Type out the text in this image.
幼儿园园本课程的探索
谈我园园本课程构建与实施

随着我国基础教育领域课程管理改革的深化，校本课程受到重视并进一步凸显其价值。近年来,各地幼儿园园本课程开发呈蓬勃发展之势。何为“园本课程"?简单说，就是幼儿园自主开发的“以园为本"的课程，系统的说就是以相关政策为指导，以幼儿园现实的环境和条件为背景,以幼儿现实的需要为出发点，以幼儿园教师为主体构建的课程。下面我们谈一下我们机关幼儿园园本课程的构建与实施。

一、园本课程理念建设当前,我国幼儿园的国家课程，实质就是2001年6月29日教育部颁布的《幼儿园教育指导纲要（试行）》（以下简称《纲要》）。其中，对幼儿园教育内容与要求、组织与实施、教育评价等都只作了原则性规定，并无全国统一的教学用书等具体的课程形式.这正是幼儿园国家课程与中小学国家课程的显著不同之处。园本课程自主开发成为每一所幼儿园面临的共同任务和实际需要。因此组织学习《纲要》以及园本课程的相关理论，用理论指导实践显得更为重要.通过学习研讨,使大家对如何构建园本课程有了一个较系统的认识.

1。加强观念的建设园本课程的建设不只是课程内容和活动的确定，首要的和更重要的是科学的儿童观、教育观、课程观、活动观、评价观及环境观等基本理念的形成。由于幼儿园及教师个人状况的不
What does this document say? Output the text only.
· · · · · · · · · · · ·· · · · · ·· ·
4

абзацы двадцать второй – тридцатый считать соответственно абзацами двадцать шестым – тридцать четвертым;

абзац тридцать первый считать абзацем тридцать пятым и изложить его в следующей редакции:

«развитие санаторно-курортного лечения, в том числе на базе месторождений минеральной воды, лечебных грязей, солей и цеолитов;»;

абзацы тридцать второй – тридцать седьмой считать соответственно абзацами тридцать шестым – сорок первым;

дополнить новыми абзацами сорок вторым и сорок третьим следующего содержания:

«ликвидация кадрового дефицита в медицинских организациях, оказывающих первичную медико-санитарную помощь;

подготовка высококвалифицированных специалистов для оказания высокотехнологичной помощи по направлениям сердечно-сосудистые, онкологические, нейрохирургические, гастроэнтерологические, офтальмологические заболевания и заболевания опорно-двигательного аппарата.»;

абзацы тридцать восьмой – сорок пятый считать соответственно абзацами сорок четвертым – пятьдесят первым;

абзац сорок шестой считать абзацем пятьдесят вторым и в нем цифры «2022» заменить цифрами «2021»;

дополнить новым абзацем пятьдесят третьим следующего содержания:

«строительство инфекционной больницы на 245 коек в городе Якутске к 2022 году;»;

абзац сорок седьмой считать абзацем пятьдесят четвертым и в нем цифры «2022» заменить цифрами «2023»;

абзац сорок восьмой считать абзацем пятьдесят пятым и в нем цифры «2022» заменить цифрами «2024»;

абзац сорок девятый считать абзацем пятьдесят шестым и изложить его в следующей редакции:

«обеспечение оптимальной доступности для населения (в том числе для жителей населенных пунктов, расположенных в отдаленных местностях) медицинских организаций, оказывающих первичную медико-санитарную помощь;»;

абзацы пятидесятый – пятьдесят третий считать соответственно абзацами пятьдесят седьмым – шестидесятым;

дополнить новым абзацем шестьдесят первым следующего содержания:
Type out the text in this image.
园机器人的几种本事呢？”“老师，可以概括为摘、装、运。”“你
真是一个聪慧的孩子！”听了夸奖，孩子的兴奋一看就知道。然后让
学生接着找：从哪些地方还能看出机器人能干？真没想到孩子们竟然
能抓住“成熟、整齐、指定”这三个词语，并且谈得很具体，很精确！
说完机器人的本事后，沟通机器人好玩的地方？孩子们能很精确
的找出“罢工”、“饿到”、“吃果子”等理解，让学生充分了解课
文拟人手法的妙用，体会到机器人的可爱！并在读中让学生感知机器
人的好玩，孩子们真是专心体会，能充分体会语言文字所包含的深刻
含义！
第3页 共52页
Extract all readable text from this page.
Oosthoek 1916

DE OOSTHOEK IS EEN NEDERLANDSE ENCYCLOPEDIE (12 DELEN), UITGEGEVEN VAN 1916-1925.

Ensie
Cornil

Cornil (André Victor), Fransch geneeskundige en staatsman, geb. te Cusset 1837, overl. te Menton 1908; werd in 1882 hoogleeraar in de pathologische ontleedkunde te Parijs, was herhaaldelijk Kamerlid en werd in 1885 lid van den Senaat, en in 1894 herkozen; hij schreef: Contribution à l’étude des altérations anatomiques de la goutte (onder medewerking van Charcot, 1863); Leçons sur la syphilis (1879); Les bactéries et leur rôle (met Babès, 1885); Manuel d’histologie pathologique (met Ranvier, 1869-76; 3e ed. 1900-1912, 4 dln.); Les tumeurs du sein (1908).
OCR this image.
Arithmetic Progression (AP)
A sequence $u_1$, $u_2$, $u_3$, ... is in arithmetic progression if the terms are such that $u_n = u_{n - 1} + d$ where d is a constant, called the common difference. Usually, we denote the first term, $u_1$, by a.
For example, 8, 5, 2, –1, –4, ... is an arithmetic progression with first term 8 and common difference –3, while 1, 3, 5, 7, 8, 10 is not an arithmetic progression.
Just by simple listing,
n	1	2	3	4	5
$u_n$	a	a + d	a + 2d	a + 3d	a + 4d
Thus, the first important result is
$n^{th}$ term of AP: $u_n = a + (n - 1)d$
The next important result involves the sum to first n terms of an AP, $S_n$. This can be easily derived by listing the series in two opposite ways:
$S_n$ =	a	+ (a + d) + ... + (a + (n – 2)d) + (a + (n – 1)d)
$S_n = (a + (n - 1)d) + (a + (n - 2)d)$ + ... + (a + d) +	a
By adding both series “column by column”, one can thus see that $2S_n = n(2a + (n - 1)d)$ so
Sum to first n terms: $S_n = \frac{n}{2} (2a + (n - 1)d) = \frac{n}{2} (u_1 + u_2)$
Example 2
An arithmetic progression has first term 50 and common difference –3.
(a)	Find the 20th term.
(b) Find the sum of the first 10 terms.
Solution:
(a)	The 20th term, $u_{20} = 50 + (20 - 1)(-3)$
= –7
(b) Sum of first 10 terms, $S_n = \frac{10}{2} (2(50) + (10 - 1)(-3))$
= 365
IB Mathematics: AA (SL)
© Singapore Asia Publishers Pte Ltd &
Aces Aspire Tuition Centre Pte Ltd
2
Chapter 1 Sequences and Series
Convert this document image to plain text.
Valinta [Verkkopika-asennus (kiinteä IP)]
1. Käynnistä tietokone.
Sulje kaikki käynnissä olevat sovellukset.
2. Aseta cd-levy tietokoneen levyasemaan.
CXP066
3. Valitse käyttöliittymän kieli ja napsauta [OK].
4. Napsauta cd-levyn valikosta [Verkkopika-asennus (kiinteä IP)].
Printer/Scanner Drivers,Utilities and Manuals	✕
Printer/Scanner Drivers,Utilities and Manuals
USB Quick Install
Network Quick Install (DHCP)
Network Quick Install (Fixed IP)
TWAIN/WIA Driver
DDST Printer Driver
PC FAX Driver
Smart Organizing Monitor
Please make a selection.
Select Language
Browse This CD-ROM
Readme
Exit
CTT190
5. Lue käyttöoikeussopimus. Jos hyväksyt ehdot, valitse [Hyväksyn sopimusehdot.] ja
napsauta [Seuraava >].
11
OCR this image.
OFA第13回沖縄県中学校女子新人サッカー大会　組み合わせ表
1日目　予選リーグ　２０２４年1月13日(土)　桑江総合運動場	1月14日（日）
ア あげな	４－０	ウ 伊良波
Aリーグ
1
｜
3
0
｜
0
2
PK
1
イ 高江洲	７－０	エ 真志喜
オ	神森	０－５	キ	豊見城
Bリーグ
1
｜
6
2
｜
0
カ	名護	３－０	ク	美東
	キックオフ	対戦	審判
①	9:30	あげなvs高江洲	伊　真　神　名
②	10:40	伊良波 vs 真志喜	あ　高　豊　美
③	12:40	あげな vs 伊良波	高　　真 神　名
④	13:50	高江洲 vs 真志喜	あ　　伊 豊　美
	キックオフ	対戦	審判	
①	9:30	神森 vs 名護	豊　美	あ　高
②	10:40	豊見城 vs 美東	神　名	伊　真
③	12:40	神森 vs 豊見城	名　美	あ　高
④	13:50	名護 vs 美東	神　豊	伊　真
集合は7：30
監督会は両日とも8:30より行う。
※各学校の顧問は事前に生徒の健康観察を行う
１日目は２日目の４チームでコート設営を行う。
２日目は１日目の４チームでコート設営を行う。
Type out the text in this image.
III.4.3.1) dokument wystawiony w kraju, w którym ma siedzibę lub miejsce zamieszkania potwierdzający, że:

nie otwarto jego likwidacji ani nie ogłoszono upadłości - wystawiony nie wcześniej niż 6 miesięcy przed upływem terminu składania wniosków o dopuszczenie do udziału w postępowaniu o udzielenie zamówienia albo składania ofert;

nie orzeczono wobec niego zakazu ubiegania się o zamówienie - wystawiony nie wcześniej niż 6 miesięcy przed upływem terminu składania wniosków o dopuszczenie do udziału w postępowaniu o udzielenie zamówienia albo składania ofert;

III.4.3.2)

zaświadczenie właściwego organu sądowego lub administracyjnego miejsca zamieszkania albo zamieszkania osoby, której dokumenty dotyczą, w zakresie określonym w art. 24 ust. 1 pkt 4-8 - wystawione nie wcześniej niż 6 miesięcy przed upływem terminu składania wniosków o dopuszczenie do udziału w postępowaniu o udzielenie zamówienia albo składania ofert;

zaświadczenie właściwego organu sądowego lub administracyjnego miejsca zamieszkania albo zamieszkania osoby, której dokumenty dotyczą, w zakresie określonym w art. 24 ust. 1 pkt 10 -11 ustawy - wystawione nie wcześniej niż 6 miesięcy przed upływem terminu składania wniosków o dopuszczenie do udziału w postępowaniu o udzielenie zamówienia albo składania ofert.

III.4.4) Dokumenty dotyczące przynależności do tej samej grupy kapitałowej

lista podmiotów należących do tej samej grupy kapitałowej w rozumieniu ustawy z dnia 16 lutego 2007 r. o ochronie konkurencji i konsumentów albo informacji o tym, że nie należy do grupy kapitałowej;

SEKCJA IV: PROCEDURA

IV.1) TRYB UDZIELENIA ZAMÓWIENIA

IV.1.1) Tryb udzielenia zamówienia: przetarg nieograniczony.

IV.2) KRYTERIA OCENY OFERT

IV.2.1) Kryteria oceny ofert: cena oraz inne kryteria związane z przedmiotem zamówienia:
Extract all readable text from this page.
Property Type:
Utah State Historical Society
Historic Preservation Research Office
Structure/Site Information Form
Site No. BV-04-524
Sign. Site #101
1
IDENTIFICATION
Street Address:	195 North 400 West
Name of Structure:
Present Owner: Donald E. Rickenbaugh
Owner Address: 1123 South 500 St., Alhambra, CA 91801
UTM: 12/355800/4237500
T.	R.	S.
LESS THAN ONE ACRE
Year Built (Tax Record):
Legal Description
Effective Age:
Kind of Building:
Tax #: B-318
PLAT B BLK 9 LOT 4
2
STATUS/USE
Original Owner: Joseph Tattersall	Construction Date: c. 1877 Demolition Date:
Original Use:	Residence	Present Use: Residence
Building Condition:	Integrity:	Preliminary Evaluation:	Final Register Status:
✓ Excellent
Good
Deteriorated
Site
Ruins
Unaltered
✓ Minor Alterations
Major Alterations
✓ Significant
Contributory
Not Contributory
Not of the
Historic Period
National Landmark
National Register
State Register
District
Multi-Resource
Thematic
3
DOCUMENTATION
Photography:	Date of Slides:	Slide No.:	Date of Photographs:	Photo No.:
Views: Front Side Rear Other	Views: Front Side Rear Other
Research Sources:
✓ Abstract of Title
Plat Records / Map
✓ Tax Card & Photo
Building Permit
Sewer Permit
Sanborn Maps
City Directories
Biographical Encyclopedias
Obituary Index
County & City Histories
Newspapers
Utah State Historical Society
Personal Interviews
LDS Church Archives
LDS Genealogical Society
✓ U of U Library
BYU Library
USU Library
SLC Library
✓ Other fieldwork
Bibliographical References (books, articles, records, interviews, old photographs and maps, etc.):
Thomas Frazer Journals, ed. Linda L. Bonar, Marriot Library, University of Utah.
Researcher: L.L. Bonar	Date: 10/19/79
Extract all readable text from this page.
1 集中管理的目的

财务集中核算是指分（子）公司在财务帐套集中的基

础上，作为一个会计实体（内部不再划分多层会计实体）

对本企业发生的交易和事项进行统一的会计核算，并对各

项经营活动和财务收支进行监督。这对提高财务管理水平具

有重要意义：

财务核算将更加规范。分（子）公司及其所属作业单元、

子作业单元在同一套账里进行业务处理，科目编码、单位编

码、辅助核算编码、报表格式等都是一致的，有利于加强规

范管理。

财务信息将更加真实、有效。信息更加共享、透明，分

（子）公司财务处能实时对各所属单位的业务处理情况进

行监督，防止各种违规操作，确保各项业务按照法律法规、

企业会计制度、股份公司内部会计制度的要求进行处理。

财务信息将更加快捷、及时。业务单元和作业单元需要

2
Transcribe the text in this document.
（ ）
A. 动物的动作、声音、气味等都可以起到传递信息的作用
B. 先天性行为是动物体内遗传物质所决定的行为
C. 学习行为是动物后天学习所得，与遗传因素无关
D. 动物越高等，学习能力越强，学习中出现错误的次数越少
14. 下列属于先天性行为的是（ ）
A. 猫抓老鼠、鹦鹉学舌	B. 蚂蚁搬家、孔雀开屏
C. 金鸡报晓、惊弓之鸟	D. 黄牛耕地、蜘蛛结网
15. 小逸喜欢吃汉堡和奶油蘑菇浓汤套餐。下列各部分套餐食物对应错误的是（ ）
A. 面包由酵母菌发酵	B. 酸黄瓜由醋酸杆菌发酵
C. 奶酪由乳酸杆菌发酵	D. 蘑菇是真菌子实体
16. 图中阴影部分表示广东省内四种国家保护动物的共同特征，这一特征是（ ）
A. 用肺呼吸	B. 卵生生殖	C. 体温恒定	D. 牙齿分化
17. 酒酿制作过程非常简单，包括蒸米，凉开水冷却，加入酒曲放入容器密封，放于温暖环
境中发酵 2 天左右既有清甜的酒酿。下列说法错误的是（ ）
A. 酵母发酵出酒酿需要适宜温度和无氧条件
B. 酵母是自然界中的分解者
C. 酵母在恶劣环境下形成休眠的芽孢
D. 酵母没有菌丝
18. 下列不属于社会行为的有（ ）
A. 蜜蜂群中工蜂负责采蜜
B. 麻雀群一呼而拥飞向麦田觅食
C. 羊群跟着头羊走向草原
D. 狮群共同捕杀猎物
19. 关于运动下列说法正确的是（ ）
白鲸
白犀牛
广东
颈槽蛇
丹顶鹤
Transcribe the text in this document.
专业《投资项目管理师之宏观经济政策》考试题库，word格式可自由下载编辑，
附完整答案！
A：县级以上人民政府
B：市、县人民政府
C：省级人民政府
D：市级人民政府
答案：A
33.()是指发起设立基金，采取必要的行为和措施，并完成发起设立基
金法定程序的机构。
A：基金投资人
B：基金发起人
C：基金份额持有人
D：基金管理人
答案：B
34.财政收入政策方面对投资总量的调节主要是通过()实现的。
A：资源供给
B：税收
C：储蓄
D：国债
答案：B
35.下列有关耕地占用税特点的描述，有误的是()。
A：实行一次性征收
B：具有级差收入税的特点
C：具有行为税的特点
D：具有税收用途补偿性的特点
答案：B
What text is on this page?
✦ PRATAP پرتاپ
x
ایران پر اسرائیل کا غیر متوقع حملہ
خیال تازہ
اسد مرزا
□ □ □ □ □
=== EXERCISE PROMPT ===
Copy out every line of the listing that contains the string "zamieszkania".

=== COMPLETE ANSWER ===
III.4.3.1) dokument wystawiony w kraju, w którym ma siedzibę lub miejsce zamieszkania potwierdzający, że:
zaświadczenie właściwego organu sądowego lub administracyjnego miejsca zamieszkania albo zamieszkania osoby, której dokumenty dotyczą, w zakresie określonym w art. 24 ust. 1 pkt 4-8 - wystawione nie wcześniej niż 6 miesięcy przed upływem terminu składania wniosków o dopuszczenie do udziału w postępowaniu o udzielenie zamówienia albo składania ofert;
zaświadczenie właściwego organu sądowego lub administracyjnego miejsca zamieszkania albo zamieszkania osoby, której dokumenty dotyczą, w zakresie określonym w art. 24 ust. 1 pkt 10 -11 ustawy - wystawione nie wcześniej niż 6 miesięcy przed upływem terminu składania wniosków o dopuszczenie do udziału w postępowaniu o udzielenie zamówienia albo składania ofert.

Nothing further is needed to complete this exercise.